(Stated task):
Write out the data again in full, exactly as it reads.

(Records to use):

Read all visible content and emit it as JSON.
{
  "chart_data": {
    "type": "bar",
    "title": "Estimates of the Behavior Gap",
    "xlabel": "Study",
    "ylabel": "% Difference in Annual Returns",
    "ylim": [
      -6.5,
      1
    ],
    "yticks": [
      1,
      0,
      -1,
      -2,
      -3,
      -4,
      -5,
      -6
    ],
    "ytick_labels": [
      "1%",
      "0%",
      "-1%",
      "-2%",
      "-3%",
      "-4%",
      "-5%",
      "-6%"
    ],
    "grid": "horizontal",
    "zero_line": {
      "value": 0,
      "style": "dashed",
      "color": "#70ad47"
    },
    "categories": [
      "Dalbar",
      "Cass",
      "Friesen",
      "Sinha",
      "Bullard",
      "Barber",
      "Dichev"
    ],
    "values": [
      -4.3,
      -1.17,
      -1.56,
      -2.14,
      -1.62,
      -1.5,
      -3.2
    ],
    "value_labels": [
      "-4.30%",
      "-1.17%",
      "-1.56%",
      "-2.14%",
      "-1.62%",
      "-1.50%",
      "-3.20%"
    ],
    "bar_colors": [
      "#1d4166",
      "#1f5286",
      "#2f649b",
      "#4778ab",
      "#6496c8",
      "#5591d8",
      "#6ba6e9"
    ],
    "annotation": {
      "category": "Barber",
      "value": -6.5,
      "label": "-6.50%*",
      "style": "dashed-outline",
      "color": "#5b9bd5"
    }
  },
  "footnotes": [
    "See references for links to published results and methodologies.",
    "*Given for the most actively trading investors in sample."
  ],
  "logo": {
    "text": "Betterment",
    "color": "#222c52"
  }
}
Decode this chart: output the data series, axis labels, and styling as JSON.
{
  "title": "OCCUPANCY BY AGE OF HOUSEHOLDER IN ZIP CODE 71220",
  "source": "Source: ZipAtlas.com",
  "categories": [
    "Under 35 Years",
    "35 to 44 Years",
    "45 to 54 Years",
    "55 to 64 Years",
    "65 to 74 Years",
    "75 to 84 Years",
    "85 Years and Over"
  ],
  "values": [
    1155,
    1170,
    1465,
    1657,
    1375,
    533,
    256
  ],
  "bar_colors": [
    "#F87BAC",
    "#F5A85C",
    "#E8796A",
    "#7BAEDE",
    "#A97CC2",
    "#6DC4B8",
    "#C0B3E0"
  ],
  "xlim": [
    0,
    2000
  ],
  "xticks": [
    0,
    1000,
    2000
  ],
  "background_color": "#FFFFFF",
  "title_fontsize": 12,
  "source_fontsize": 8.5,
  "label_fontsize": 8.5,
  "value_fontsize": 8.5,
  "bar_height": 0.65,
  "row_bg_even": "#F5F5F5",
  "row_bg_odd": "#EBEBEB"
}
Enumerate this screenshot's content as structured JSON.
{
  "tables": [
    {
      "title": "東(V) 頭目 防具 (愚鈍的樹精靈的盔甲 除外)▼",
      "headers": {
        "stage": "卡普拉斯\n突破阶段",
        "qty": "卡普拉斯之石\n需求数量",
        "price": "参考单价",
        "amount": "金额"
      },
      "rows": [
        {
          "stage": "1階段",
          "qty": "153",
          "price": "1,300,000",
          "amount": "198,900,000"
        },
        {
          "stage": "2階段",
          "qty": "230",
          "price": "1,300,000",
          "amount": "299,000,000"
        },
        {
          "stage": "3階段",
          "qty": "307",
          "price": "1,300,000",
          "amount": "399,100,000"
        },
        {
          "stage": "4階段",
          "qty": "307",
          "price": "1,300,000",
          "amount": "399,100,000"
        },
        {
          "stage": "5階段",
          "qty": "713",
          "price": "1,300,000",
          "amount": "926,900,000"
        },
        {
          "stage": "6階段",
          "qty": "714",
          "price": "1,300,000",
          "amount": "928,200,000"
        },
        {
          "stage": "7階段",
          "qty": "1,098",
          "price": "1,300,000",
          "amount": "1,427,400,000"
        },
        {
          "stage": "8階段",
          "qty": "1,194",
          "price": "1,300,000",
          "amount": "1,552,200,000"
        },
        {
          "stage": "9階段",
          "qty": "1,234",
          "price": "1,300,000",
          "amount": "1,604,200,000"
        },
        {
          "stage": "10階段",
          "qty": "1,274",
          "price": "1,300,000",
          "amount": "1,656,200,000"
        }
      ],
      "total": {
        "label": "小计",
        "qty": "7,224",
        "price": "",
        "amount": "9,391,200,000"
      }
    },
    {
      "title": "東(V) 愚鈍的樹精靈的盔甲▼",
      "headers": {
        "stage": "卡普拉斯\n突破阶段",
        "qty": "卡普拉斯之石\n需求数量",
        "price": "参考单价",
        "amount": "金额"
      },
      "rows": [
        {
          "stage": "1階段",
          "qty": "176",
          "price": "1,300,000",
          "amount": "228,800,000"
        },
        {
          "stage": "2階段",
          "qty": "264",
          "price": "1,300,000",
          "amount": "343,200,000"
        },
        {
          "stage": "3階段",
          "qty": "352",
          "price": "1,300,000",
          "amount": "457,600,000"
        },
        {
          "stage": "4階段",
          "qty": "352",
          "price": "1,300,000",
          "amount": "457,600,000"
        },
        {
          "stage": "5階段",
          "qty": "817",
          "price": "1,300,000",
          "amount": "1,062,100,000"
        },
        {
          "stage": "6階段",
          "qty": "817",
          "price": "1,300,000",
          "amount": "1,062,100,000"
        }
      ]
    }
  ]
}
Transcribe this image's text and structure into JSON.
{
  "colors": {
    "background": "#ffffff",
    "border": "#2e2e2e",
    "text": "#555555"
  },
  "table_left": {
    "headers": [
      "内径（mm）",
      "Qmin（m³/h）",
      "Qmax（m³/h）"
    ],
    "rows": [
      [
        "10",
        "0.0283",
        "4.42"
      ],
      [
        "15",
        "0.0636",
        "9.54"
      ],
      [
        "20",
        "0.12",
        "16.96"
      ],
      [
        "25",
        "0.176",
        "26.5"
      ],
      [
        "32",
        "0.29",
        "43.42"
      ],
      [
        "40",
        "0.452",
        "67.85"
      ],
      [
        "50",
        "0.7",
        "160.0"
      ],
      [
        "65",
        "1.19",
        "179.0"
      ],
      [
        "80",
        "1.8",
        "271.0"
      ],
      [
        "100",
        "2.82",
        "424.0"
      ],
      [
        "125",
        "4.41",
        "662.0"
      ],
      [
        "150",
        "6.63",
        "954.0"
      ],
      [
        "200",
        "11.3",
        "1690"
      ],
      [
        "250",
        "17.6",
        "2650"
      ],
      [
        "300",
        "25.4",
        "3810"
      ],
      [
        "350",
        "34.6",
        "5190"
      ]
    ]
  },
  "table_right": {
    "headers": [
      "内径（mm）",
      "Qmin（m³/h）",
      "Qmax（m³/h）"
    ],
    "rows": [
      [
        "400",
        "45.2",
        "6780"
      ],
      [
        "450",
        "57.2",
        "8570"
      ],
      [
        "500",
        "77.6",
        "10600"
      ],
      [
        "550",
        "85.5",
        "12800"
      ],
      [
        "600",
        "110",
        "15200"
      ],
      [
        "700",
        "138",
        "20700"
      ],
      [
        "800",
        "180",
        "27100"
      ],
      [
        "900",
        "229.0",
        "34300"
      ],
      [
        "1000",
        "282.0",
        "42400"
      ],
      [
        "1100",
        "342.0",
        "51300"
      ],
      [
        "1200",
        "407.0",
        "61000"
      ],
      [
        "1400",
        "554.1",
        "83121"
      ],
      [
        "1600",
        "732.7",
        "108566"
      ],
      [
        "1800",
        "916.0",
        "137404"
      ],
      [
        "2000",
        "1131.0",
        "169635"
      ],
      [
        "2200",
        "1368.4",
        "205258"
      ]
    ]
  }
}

(Written answer):
Read all visible content and emit it as JSON.
{
  "chart_data": {
    "type": "bar",
    "title": "Estimates of the Behavior Gap",
    "xlabel": "Study",
    "ylabel": "% Difference in Annual Returns",
    "ylim": [
      -6.5,
      1
    ],
    "yticks": [
      1,
      0,
      -1,
      -2,
      -3,
      -4,
      -5,
      -6
    ],
    "ytick_labels": [
      "1%",
      "0%",
      "-1%",
      "-2%",
      "-3%",
      "-4%",
      "-5%",
      "-6%"
    ],
    "grid": "horizontal",
    "zero_line": {
      "value": 0,
      "style": "dashed",
      "color": "#70ad47"
    },
    "categories": [
      "Dalbar",
      "Cass",
      "Friesen",
      "Sinha",
      "Bullard",
      "Barber",
      "Dichev"
    ],
    "values": [
      -4.3,
      -1.17,
      -1.56,
      -2.14,
      -1.62,
      -1.5,
      -3.2
    ],
    "value_labels": [
      "-4.30%",
      "-1.17%",
      "-1.56%",
      "-2.14%",
      "-1.62%",
      "-1.50%",
      "-3.20%"
    ],
    "bar_colors": [
      "#1d4166",
      "#1f5286",
      "#2f649b",
      "#4778ab",
      "#6496c8",
      "#5591d8",
      "#6ba6e9"
    ],
    "annotation": {
      "category": "Barber",
      "value": -6.5,
      "label": "-6.50%*",
      "style": "dashed-outline",
      "color": "#5b9bd5"
    }
  },
  "footnotes": [
    "See references for links to published results and methodologies.",
    "*Given for the most actively trading investors in sample."
  ],
  "logo": {
    "text": "Betterment",
    "color": "#222c52"
  }
}
Decode this chart: output the data series, axis labels, and styling as JSON.
{
  "title": "OCCUPANCY BY AGE OF HOUSEHOLDER IN ZIP CODE 71220",
  "source": "Source: ZipAtlas.com",
  "categories": [
    "Under 35 Years",
    "35 to 44 Years",
    "45 to 54 Years",
    "55 to 64 Years",
    "65 to 74 Years",
    "75 to 84 Years",
    "85 Years and Over"
  ],
  "values": [
    1155,
    1170,
    1465,
    1657,
    1375,
    533,
    256
  ],
  "bar_colors": [
    "#F87BAC",
    "#F5A85C",
    "#E8796A",
    "#7BAEDE",
    "#A97CC2",
    "#6DC4B8",
    "#C0B3E0"
  ],
  "xlim": [
    0,
    2000
  ],
  "xticks": [
    0,
    1000,
    2000
  ],
  "background_color": "#FFFFFF",
  "title_fontsize": 12,
  "source_fontsize": 8.5,
  "label_fontsize": 8.5,
  "value_fontsize": 8.5,
  "bar_height": 0.65,
  "row_bg_even": "#F5F5F5",
  "row_bg_odd": "#EBEBEB"
}
Enumerate this screenshot's content as structured JSON.
{
  "tables": [
    {
      "title": "東(V) 頭目 防具 (愚鈍的樹精靈的盔甲 除外)▼",
      "headers": {
        "stage": "卡普拉斯\n突破阶段",
        "qty": "卡普拉斯之石\n需求数量",
        "price": "参考单价",
        "amount": "金额"
      },
      "rows": [
        {
          "stage": "1階段",
          "qty": "153",
          "price": "1,300,000",
          "amount": "198,900,000"
        },
        {
          "stage": "2階段",
          "qty": "230",
          "price": "1,300,000",
          "amount": "299,000,000"
        },
        {
          "stage": "3階段",
          "qty": "307",
          "price": "1,300,000",
          "amount": "399,100,000"
        },
        {
          "stage": "4階段",
          "qty": "307",
          "price": "1,300,000",
          "amount": "399,100,000"
        },
        {
          "stage": "5階段",
          "qty": "713",
          "price": "1,300,000",
          "amount": "926,900,000"
        },
        {
          "stage": "6階段",
          "qty": "714",
          "price": "1,300,000",
          "amount": "928,200,000"
        },
        {
          "stage": "7階段",
          "qty": "1,098",
          "price": "1,300,000",
          "amount": "1,427,400,000"
        },
        {
          "stage": "8階段",
          "qty": "1,194",
          "price": "1,300,000",
          "amount": "1,552,200,000"
        },
        {
          "stage": "9階段",
          "qty": "1,234",
          "price": "1,300,000",
          "amount": "1,604,200,000"
        },
        {
          "stage": "10階段",
          "qty": "1,274",
          "price": "1,300,000",
          "amount": "1,656,200,000"
        }
      ],
      "total": {
        "label": "小计",
        "qty": "7,224",
        "price": "",
        "amount": "9,391,200,000"
      }
    },
    {
      "title": "東(V) 愚鈍的樹精靈的盔甲▼",
      "headers": {
        "stage": "卡普拉斯\n突破阶段",
        "qty": "卡普拉斯之石\n需求数量",
        "price": "参考单价",
        "amount": "金额"
      },
      "rows": [
        {
          "stage": "1階段",
          "qty": "176",
          "price": "1,300,000",
          "amount": "228,800,000"
        },
        {
          "stage": "2階段",
          "qty": "264",
          "price": "1,300,000",
          "amount": "343,200,000"
        },
        {
          "stage": "3階段",
          "qty": "352",
          "price": "1,300,000",
          "amount": "457,600,000"
        },
        {
          "stage": "4階段",
          "qty": "352",
          "price": "1,300,000",
          "amount": "457,600,000"
        },
        {
          "stage": "5階段",
          "qty": "817",
          "price": "1,300,000",
          "amount": "1,062,100,000"
        },
        {
          "stage": "6階段",
          "qty": "817",
          "price": "1,300,000",
          "amount": "1,062,100,000"
        }
      ]
    }
  ]
}
Transcribe this image's text and structure into JSON.
{
  "colors": {
    "background": "#ffffff",
    "border": "#2e2e2e",
    "text": "#555555"
  },
  "table_left": {
    "headers": [
      "内径（mm）",
      "Qmin（m³/h）",
      "Qmax（m³/h）"
    ],
    "rows": [
      [
        "10",
        "0.0283",
        "4.42"
      ],
      [
        "15",
        "0.0636",
        "9.54"
      ],
      [
        "20",
        "0.12",
        "16.96"
      ],
      [
        "25",
        "0.176",
        "26.5"
      ],
      [
        "32",
        "0.29",
        "43.42"
      ],
      [
        "40",
        "0.452",
        "67.85"
      ],
      [
        "50",
        "0.7",
        "160.0"
      ],
      [
        "65",
        "1.19",
        "179.0"
      ],
      [
        "80",
        "1.8",
        "271.0"
      ],
      [
        "100",
        "2.82",
        "424.0"
      ],
      [
        "125",
        "4.41",
        "662.0"
      ],
      [
        "150",
        "6.63",
        "954.0"
      ],
      [
        "200",
        "11.3",
        "1690"
      ],
      [
        "250",
        "17.6",
        "2650"
      ],
      [
        "300",
        "25.4",
        "3810"
      ],
      [
        "350",
        "34.6",
        "5190"
      ]
    ]
  },
  "table_right": {
    "headers": [
      "内径（mm）",
      "Qmin（m³/h）",
      "Qmax（m³/h）"
    ],
    "rows": [
      [
        "400",
        "45.2",
        "6780"
      ],
      [
        "450",
        "57.2",
        "8570"
      ],
      [
        "500",
        "77.6",
        "10600"
      ],
      [
        "550",
        "85.5",
        "12800"
      ],
      [
        "600",
        "110",
        "15200"
      ],
      [
        "700",
        "138",
        "20700"
      ],
      [
        "800",
        "180",
        "27100"
      ],
      [
        "900",
        "229.0",
        "34300"
      ],
      [
        "1000",
        "282.0",
        "42400"
      ],
      [
        "1100",
        "342.0",
        "51300"
      ],
      [
        "1200",
        "407.0",
        "61000"
      ],
      [
        "1400",
        "554.1",
        "83121"
      ],
      [
        "1600",
        "732.7",
        "108566"
      ],
      [
        "1800",
        "916.0",
        "137404"
      ],
      [
        "2000",
        "1131.0",
        "169635"
      ],
      [
        "2200",
        "1368.4",
        "205258"
      ]
    ]
  }
}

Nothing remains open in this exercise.